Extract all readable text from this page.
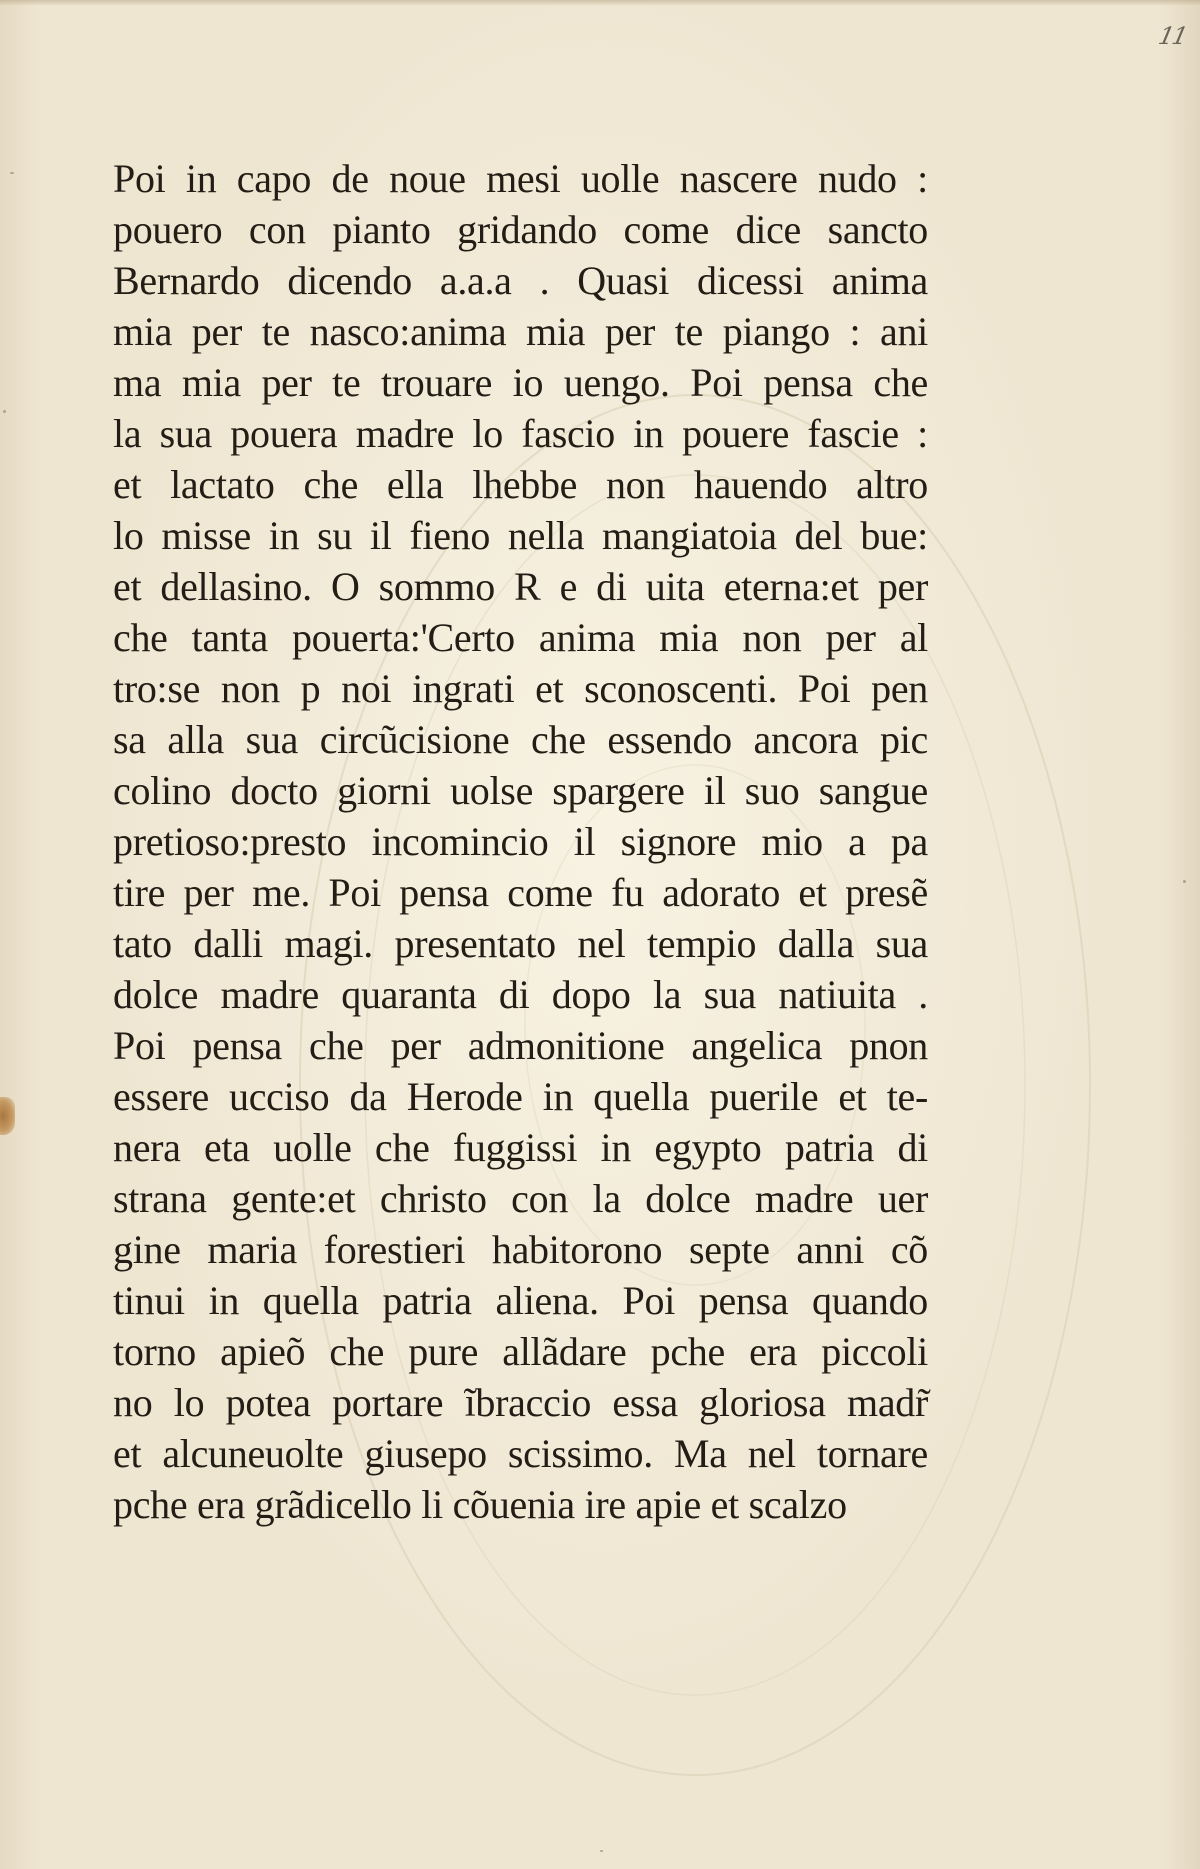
11
Poi in capo de noue mesi uolle nascere nudo :
pouero con pianto gridando come dice sancto
Bernardo dicendo a.a.a . Quasi dicessi anima
mia per te nasco:anima mia per te piango : ani
ma mia per te trouare io uengo. Poi pensa che
la sua pouera madre lo fascio in pouere fascie :
et lactato che ella lhebbe non hauendo altro
lo misse in su il fieno nella mangiatoia del bue:
et dellasino. O sommo R e di uita eterna:et per
che tanta pouerta:'Certo anima mia non per al
tro:se non p noi ingrati et sconoscenti. Poi pen
sa alla sua circũcisione che essendo ancora pic
colino docto giorni uolse spargere il suo sangue
pretioso:presto incomincio il signore mio a pa
tire per me. Poi pensa come fu adorato et presẽ
tato dalli magi. presentato nel tempio dalla sua
dolce madre quaranta di dopo la sua natiuita .
Poi pensa che per admonitione angelica pnon
essere ucciso da Herode in quella puerile et te-
nera eta uolle che fuggissi in egypto patria di
strana gente:et christo con la dolce madre uer
gine maria forestieri habitorono septe anni cõ
tinui in quella patria aliena. Poi pensa quando
torno apieõ che pure allãdare pche era piccoli
no lo potea portare ĩbraccio essa gloriosa madr̃
et alcuneuolte giusepo scissimo. Ma nel tornare
pche era grãdicello li cõuenia ire apie et scalzo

WHAT TO PRODUCE: Set the data above down again exactly as given, with no pictures.

EXPECTED OUTPUT:
Extract all readable text from this page.
11
Poi in capo de noue mesi uolle nascere nudo :
pouero con pianto gridando come dice sancto
Bernardo dicendo a.a.a . Quasi dicessi anima
mia per te nasco:anima mia per te piango : ani
ma mia per te trouare io uengo. Poi pensa che
la sua pouera madre lo fascio in pouere fascie :
et lactato che ella lhebbe non hauendo altro
lo misse in su il fieno nella mangiatoia del bue:
et dellasino. O sommo R e di uita eterna:et per
che tanta pouerta:'Certo anima mia non per al
tro:se non p noi ingrati et sconoscenti. Poi pen
sa alla sua circũcisione che essendo ancora pic
colino docto giorni uolse spargere il suo sangue
pretioso:presto incomincio il signore mio a pa
tire per me. Poi pensa come fu adorato et presẽ
tato dalli magi. presentato nel tempio dalla sua
dolce madre quaranta di dopo la sua natiuita .
Poi pensa che per admonitione angelica pnon
essere ucciso da Herode in quella puerile et te-
nera eta uolle che fuggissi in egypto patria di
strana gente:et christo con la dolce madre uer
gine maria forestieri habitorono septe anni cõ
tinui in quella patria aliena. Poi pensa quando
torno apieõ che pure allãdare pche era piccoli
no lo potea portare ĩbraccio essa gloriosa madr̃
et alcuneuolte giusepo scissimo. Ma nel tornare
pche era grãdicello li cõuenia ire apie et scalzo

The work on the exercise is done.